Exercise data:
BEGIN

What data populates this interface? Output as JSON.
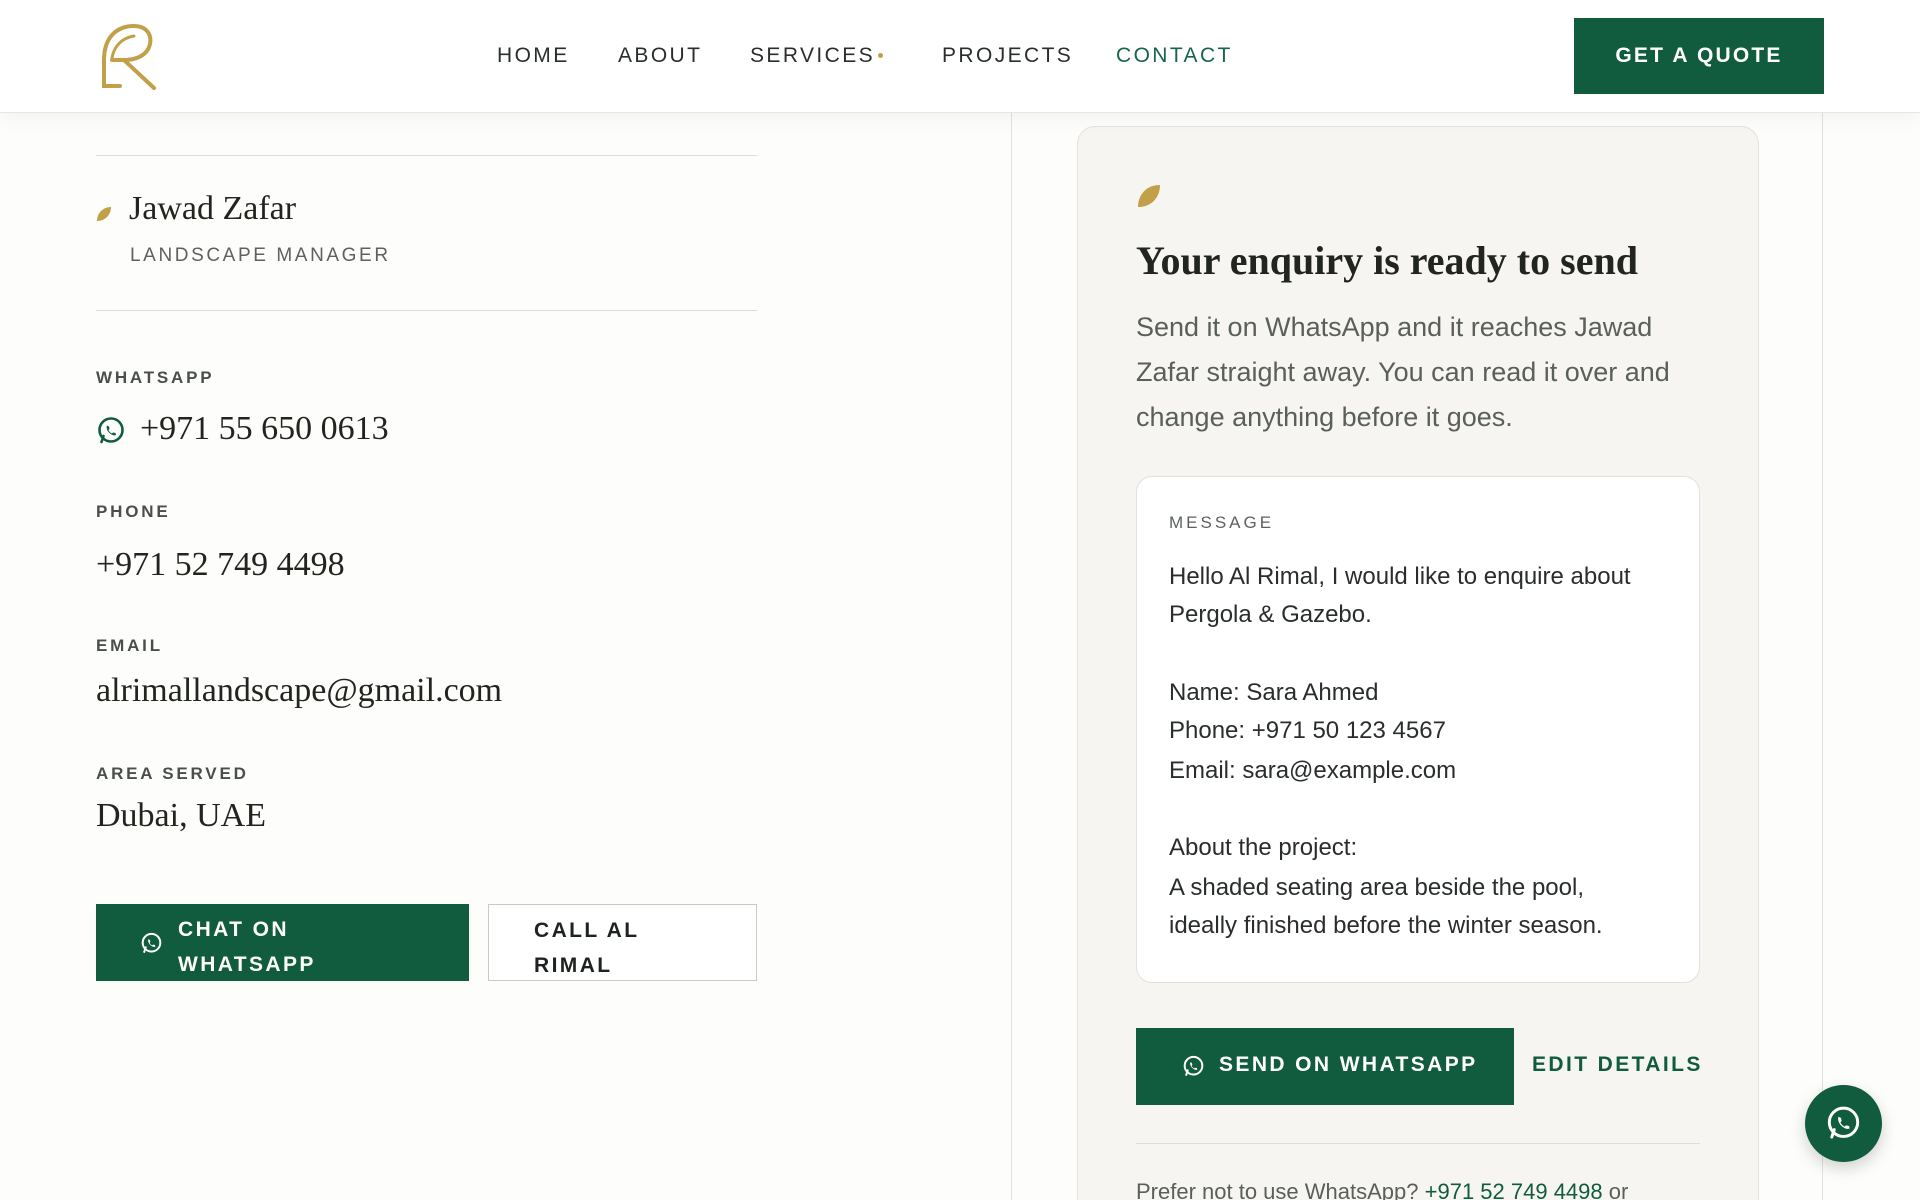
{
  "header": {
    "logo_icon": "al-rimal-r-leaf-logo",
    "nav": [
      {
        "label": "HOME"
      },
      {
        "label": "ABOUT"
      },
      {
        "label": "SERVICES"
      },
      {
        "label": "PROJECTS"
      },
      {
        "label": "CONTACT",
        "active": true
      }
    ],
    "quote_button": "GET A QUOTE"
  },
  "contact": {
    "name": "Jawad Zafar",
    "role": "LANDSCAPE MANAGER",
    "whatsapp_label": "WHATSAPP",
    "whatsapp": "+971 55 650 0613",
    "phone_label": "PHONE",
    "phone": "+971 52 749 4498",
    "email_label": "EMAIL",
    "email": "alrimallandscape@gmail.com",
    "area_label": "AREA SERVED",
    "area": "Dubai, UAE",
    "chat_button": [
      "CHAT ON",
      "WHATSAPP"
    ],
    "call_button": [
      "CALL AL",
      "RIMAL"
    ]
  },
  "enquiry": {
    "title": "Your enquiry is ready to send",
    "description": "Send it on WhatsApp and it reaches Jawad Zafar straight away. You can read it over and change anything before it goes.",
    "message_label": "MESSAGE",
    "message_lines": [
      "Hello Al Rimal, I would like to enquire about",
      "Pergola & Gazebo.",
      "Name: Sara Ahmed",
      "Phone: +971 50 123 4567",
      "Email: sara@example.com",
      "About the project:",
      "A shaded seating area beside the pool,",
      "ideally finished before the winter season."
    ],
    "send_button": "SEND ON WHATSAPP",
    "edit_link": "EDIT DETAILS",
    "footer_prefix": "Prefer not to use WhatsApp?",
    "footer_phone": "+971 52 749 4498",
    "footer_suffix": "or"
  },
  "colors": {
    "brand_green": "#115c3f",
    "accent_gold": "#c2a04a",
    "panel_bg": "#f6f5f1"
  }
}
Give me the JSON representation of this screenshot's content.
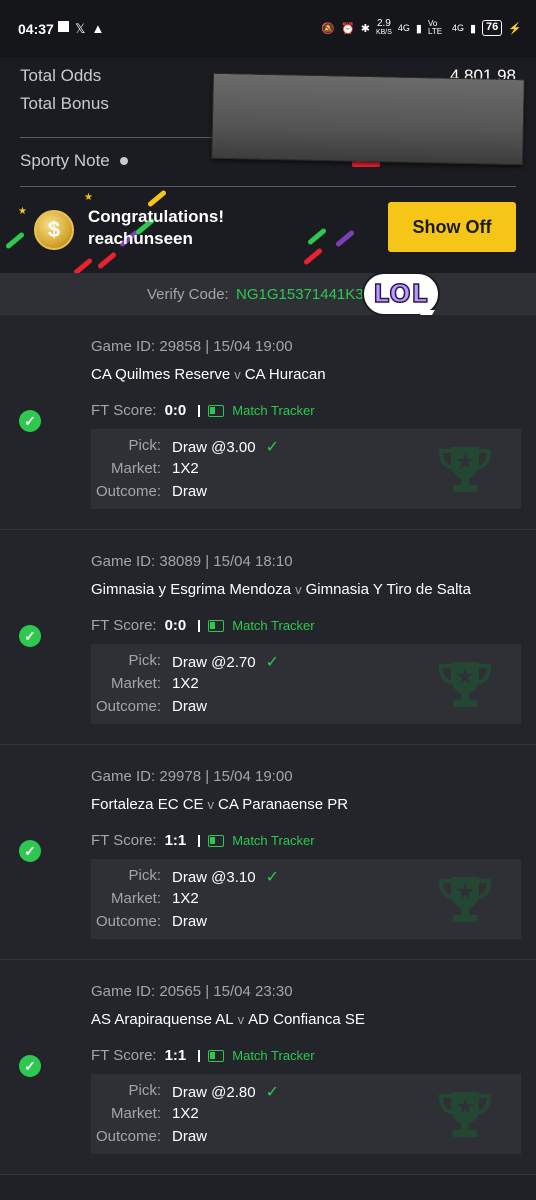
{
  "status_bar": {
    "time": "04:37",
    "net_speed": "2.9",
    "net_unit": "KB/S",
    "signal1": "4G",
    "volte": "Vo LTE",
    "signal2": "4G",
    "battery": "76"
  },
  "summary": {
    "total_odds_label": "Total Odds",
    "total_odds_value": "4,801.98",
    "total_bonus_label": "Total Bonus",
    "sporty_note_label": "Sporty Note"
  },
  "congrats": {
    "line1": "Congratulations!",
    "line2": "reachunseen",
    "coin_symbol": "$",
    "show_off_label": "Show Off"
  },
  "verify": {
    "label": "Verify Code:",
    "code": "NG1G15371441K3",
    "sticker_text": "LOL"
  },
  "games": [
    {
      "game_id_line": "Game ID: 29858 | 15/04 19:00",
      "home": "CA Quilmes Reserve",
      "away": "CA Huracan",
      "ft_label": "FT Score:",
      "ft_score": "0:0",
      "tracker": "Match Tracker",
      "pick_label": "Pick:",
      "pick": "Draw @3.00",
      "market_label": "Market:",
      "market": "1X2",
      "outcome_label": "Outcome:",
      "outcome": "Draw"
    },
    {
      "game_id_line": "Game ID: 38089 | 15/04 18:10",
      "home": "Gimnasia y Esgrima Mendoza",
      "away": "Gimnasia Y Tiro de Salta",
      "ft_label": "FT Score:",
      "ft_score": "0:0",
      "tracker": "Match Tracker",
      "pick_label": "Pick:",
      "pick": "Draw @2.70",
      "market_label": "Market:",
      "market": "1X2",
      "outcome_label": "Outcome:",
      "outcome": "Draw"
    },
    {
      "game_id_line": "Game ID: 29978 | 15/04 19:00",
      "home": "Fortaleza EC CE",
      "away": "CA Paranaense PR",
      "ft_label": "FT Score:",
      "ft_score": "1:1",
      "tracker": "Match Tracker",
      "pick_label": "Pick:",
      "pick": "Draw @3.10",
      "market_label": "Market:",
      "market": "1X2",
      "outcome_label": "Outcome:",
      "outcome": "Draw"
    },
    {
      "game_id_line": "Game ID: 20565 | 15/04 23:30",
      "home": "AS Arapiraquense AL",
      "away": "AD Confianca SE",
      "ft_label": "FT Score:",
      "ft_score": "1:1",
      "tracker": "Match Tracker",
      "pick_label": "Pick:",
      "pick": "Draw @2.80",
      "market_label": "Market:",
      "market": "1X2",
      "outcome_label": "Outcome:",
      "outcome": "Draw"
    }
  ],
  "versus_separator": "v",
  "colors": {
    "accent_green": "#2ec750",
    "button_yellow": "#f5c518",
    "background": "#1f2126"
  }
}
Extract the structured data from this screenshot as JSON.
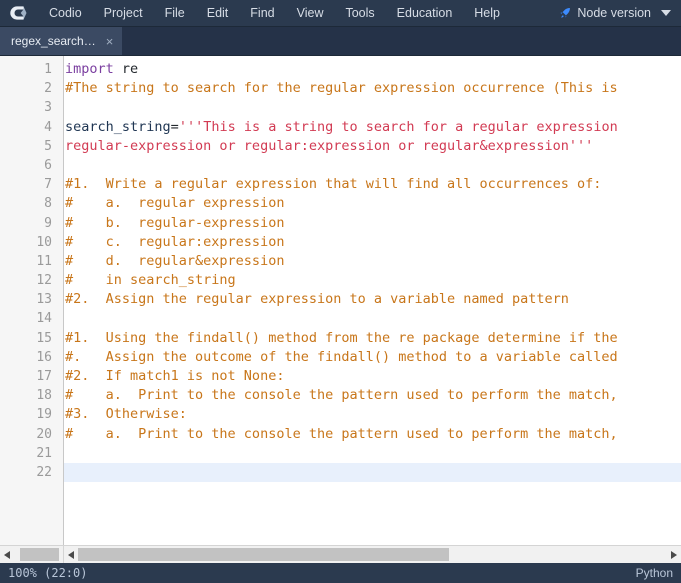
{
  "menubar": {
    "logo_name": "codio-logo",
    "items": [
      {
        "label": "Codio"
      },
      {
        "label": "Project"
      },
      {
        "label": "File"
      },
      {
        "label": "Edit"
      },
      {
        "label": "Find"
      },
      {
        "label": "View"
      },
      {
        "label": "Tools"
      },
      {
        "label": "Education"
      },
      {
        "label": "Help"
      }
    ],
    "node_version_label": "Node version",
    "rocket_icon": "rocket-icon",
    "caret_icon": "chevron-down-icon",
    "bg_color": "#2b3a4f"
  },
  "tabbar": {
    "tabs": [
      {
        "label": "regex_search…",
        "close_label": "×",
        "active": true
      }
    ]
  },
  "editor": {
    "active_line": 22,
    "total_lines": 22,
    "line_numbers": [
      1,
      2,
      3,
      4,
      5,
      6,
      7,
      8,
      9,
      10,
      11,
      12,
      13,
      14,
      15,
      16,
      17,
      18,
      19,
      20,
      21,
      22
    ],
    "lines": [
      {
        "n": 1,
        "tokens": [
          {
            "t": "import",
            "c": "kw"
          },
          {
            "t": " re",
            "c": "plain"
          }
        ]
      },
      {
        "n": 2,
        "tokens": [
          {
            "t": "#The string to search for the regular expression occurrence (This is",
            "c": "com"
          }
        ]
      },
      {
        "n": 3,
        "tokens": []
      },
      {
        "n": 4,
        "tokens": [
          {
            "t": "search_string",
            "c": "var"
          },
          {
            "t": "=",
            "c": "plain"
          },
          {
            "t": "'''This is a string to search for a regular expression",
            "c": "str"
          }
        ]
      },
      {
        "n": 5,
        "tokens": [
          {
            "t": "regular-expression or regular:expression or regular&expression'''",
            "c": "str"
          }
        ]
      },
      {
        "n": 6,
        "tokens": []
      },
      {
        "n": 7,
        "tokens": [
          {
            "t": "#1.  Write a regular expression that will find all occurrences of:",
            "c": "com"
          }
        ]
      },
      {
        "n": 8,
        "tokens": [
          {
            "t": "#    a.  regular expression",
            "c": "com"
          }
        ]
      },
      {
        "n": 9,
        "tokens": [
          {
            "t": "#    b.  regular-expression",
            "c": "com"
          }
        ]
      },
      {
        "n": 10,
        "tokens": [
          {
            "t": "#    c.  regular:expression",
            "c": "com"
          }
        ]
      },
      {
        "n": 11,
        "tokens": [
          {
            "t": "#    d.  regular&expression",
            "c": "com"
          }
        ]
      },
      {
        "n": 12,
        "tokens": [
          {
            "t": "#    in search_string",
            "c": "com"
          }
        ]
      },
      {
        "n": 13,
        "tokens": [
          {
            "t": "#2.  Assign the regular expression to a variable named pattern",
            "c": "com"
          }
        ]
      },
      {
        "n": 14,
        "tokens": []
      },
      {
        "n": 15,
        "tokens": [
          {
            "t": "#1.  Using the findall() method from the re package determine if the",
            "c": "com"
          }
        ]
      },
      {
        "n": 16,
        "tokens": [
          {
            "t": "#.   Assign the outcome of the findall() method to a variable called",
            "c": "com"
          }
        ]
      },
      {
        "n": 17,
        "tokens": [
          {
            "t": "#2.  If match1 is not None:",
            "c": "com"
          }
        ]
      },
      {
        "n": 18,
        "tokens": [
          {
            "t": "#    a.  Print to the console the pattern used to perform the match,",
            "c": "com"
          }
        ]
      },
      {
        "n": 19,
        "tokens": [
          {
            "t": "#3.  Otherwise:",
            "c": "com"
          }
        ]
      },
      {
        "n": 20,
        "tokens": [
          {
            "t": "#    a.  Print to the console the pattern used to perform the match,",
            "c": "com"
          }
        ]
      },
      {
        "n": 21,
        "tokens": []
      },
      {
        "n": 22,
        "tokens": []
      }
    ],
    "colors": {
      "keyword": "#7b3fa0",
      "comment": "#c8761a",
      "string": "#d23b53",
      "variable": "#1f3552",
      "plain": "#24292e",
      "active_line_bg": "#e8f0fc",
      "gutter_bg": "#f6f6f6",
      "gutter_fg": "#9a9a9a"
    }
  },
  "scrollbars": {
    "gutter": {
      "left_arrow": "◀",
      "thumb_left_pct": 13,
      "thumb_width_pct": 78
    },
    "main": {
      "left_arrow": "◀",
      "right_arrow": "▶",
      "thumb_left_pct": 0,
      "thumb_width_pct": 63
    }
  },
  "statusbar": {
    "left": "100%  (22:0)",
    "right": "Python"
  }
}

END

What this task involves:
Provide only the number of lines in the entries that hold the word "logo".

Exercise result:
2